◆ **TASK TO COMPLETE**
Output all the data exactly. Pictures do not belong in the copy.

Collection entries
+-------+
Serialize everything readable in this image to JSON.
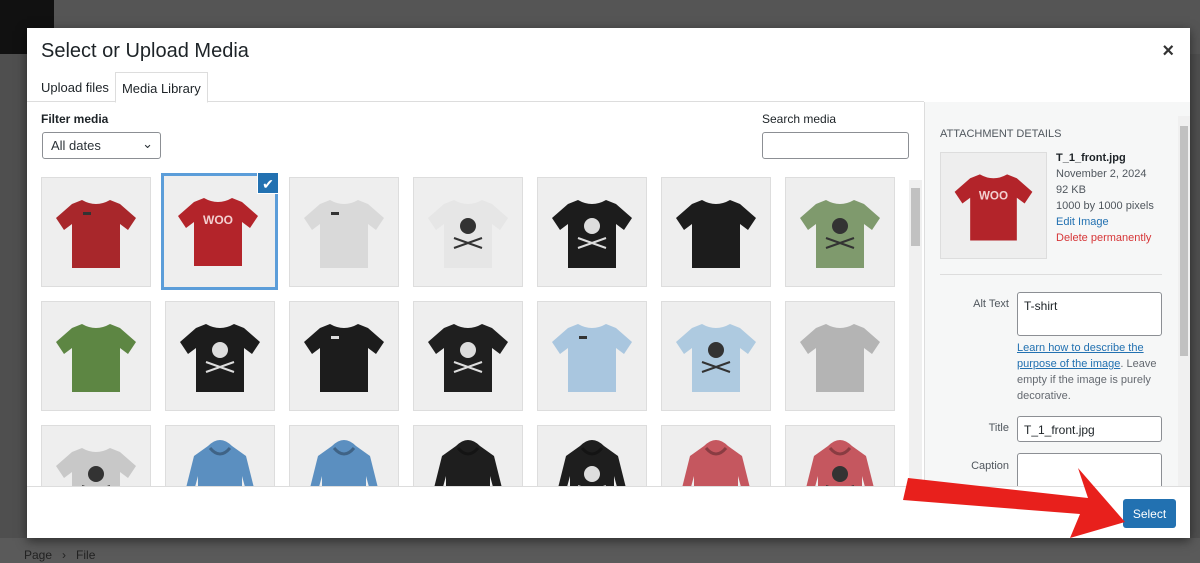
{
  "modal": {
    "title": "Select or Upload Media",
    "close": "×"
  },
  "tabs": [
    {
      "label": "Upload files"
    },
    {
      "label": "Media Library",
      "active": true
    }
  ],
  "filter": {
    "label": "Filter media",
    "value": "All dates"
  },
  "search": {
    "label": "Search media",
    "value": ""
  },
  "grid": [
    {
      "kind": "tee",
      "color": "#a8272b",
      "print": "logo"
    },
    {
      "kind": "tee",
      "color": "#b3242a",
      "print": "woo",
      "selected": true
    },
    {
      "kind": "tee",
      "color": "#d9d9d9",
      "print": "logo"
    },
    {
      "kind": "tee",
      "color": "#e6e6e6",
      "print": "skull"
    },
    {
      "kind": "tee",
      "color": "#1c1c1c",
      "print": "skull"
    },
    {
      "kind": "tee",
      "color": "#1c1c1c",
      "print": "none"
    },
    {
      "kind": "tee",
      "color": "#7f9a6d",
      "print": "skull"
    },
    {
      "kind": "tee",
      "color": "#5d8643",
      "print": "none"
    },
    {
      "kind": "tee",
      "color": "#1c1c1c",
      "print": "skull"
    },
    {
      "kind": "tee",
      "color": "#1c1c1c",
      "print": "logo"
    },
    {
      "kind": "tee",
      "color": "#1f1f1f",
      "print": "skull"
    },
    {
      "kind": "tee",
      "color": "#a9c6df",
      "print": "logo"
    },
    {
      "kind": "tee",
      "color": "#aecae0",
      "print": "skull"
    },
    {
      "kind": "tee",
      "color": "#b4b4b4",
      "print": "none"
    },
    {
      "kind": "tee",
      "color": "#c8c8c8",
      "print": "skull"
    },
    {
      "kind": "hoodie",
      "color": "#5b8fc0",
      "print": "none"
    },
    {
      "kind": "hoodie",
      "color": "#5b8fc0",
      "print": "none"
    },
    {
      "kind": "hoodie",
      "color": "#1e1e1e",
      "print": "none"
    },
    {
      "kind": "hoodie",
      "color": "#1e1e1e",
      "print": "skull"
    },
    {
      "kind": "hoodie",
      "color": "#c5575f",
      "print": "none"
    },
    {
      "kind": "hoodie",
      "color": "#c5575f",
      "print": "skull"
    }
  ],
  "details": {
    "heading": "Attachment Details",
    "filename": "T_1_front.jpg",
    "date": "November 2, 2024",
    "size": "92 KB",
    "dimensions": "1000 by 1000 pixels",
    "edit": "Edit Image",
    "delete": "Delete permanently",
    "alt_label": "Alt Text",
    "alt_value": "T-shirt",
    "help_link": "Learn how to describe the purpose of the image",
    "help_text": ". Leave empty if the image is purely decorative.",
    "title_label": "Title",
    "title_value": "T_1_front.jpg",
    "caption_label": "Caption",
    "caption_value": ""
  },
  "footer": {
    "select": "Select"
  },
  "breadcrumb": [
    "Page",
    "File"
  ],
  "colors": {
    "accent": "#2271b1",
    "delete": "#d63638",
    "arrow": "#e8201c"
  }
}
+-------+
◆ **FULL OUTPUT**
Serialize everything readable in this image to JSON.
{
  "modal": {
    "title": "Select or Upload Media",
    "close": "×"
  },
  "tabs": [
    {
      "label": "Upload files"
    },
    {
      "label": "Media Library",
      "active": true
    }
  ],
  "filter": {
    "label": "Filter media",
    "value": "All dates"
  },
  "search": {
    "label": "Search media",
    "value": ""
  },
  "grid": [
    {
      "kind": "tee",
      "color": "#a8272b",
      "print": "logo"
    },
    {
      "kind": "tee",
      "color": "#b3242a",
      "print": "woo",
      "selected": true
    },
    {
      "kind": "tee",
      "color": "#d9d9d9",
      "print": "logo"
    },
    {
      "kind": "tee",
      "color": "#e6e6e6",
      "print": "skull"
    },
    {
      "kind": "tee",
      "color": "#1c1c1c",
      "print": "skull"
    },
    {
      "kind": "tee",
      "color": "#1c1c1c",
      "print": "none"
    },
    {
      "kind": "tee",
      "color": "#7f9a6d",
      "print": "skull"
    },
    {
      "kind": "tee",
      "color": "#5d8643",
      "print": "none"
    },
    {
      "kind": "tee",
      "color": "#1c1c1c",
      "print": "skull"
    },
    {
      "kind": "tee",
      "color": "#1c1c1c",
      "print": "logo"
    },
    {
      "kind": "tee",
      "color": "#1f1f1f",
      "print": "skull"
    },
    {
      "kind": "tee",
      "color": "#a9c6df",
      "print": "logo"
    },
    {
      "kind": "tee",
      "color": "#aecae0",
      "print": "skull"
    },
    {
      "kind": "tee",
      "color": "#b4b4b4",
      "print": "none"
    },
    {
      "kind": "tee",
      "color": "#c8c8c8",
      "print": "skull"
    },
    {
      "kind": "hoodie",
      "color": "#5b8fc0",
      "print": "none"
    },
    {
      "kind": "hoodie",
      "color": "#5b8fc0",
      "print": "none"
    },
    {
      "kind": "hoodie",
      "color": "#1e1e1e",
      "print": "none"
    },
    {
      "kind": "hoodie",
      "color": "#1e1e1e",
      "print": "skull"
    },
    {
      "kind": "hoodie",
      "color": "#c5575f",
      "print": "none"
    },
    {
      "kind": "hoodie",
      "color": "#c5575f",
      "print": "skull"
    }
  ],
  "details": {
    "heading": "Attachment Details",
    "filename": "T_1_front.jpg",
    "date": "November 2, 2024",
    "size": "92 KB",
    "dimensions": "1000 by 1000 pixels",
    "edit": "Edit Image",
    "delete": "Delete permanently",
    "alt_label": "Alt Text",
    "alt_value": "T-shirt",
    "help_link": "Learn how to describe the purpose of the image",
    "help_text": ". Leave empty if the image is purely decorative.",
    "title_label": "Title",
    "title_value": "T_1_front.jpg",
    "caption_label": "Caption",
    "caption_value": ""
  },
  "footer": {
    "select": "Select"
  },
  "breadcrumb": [
    "Page",
    "File"
  ],
  "colors": {
    "accent": "#2271b1",
    "delete": "#d63638",
    "arrow": "#e8201c"
  }
}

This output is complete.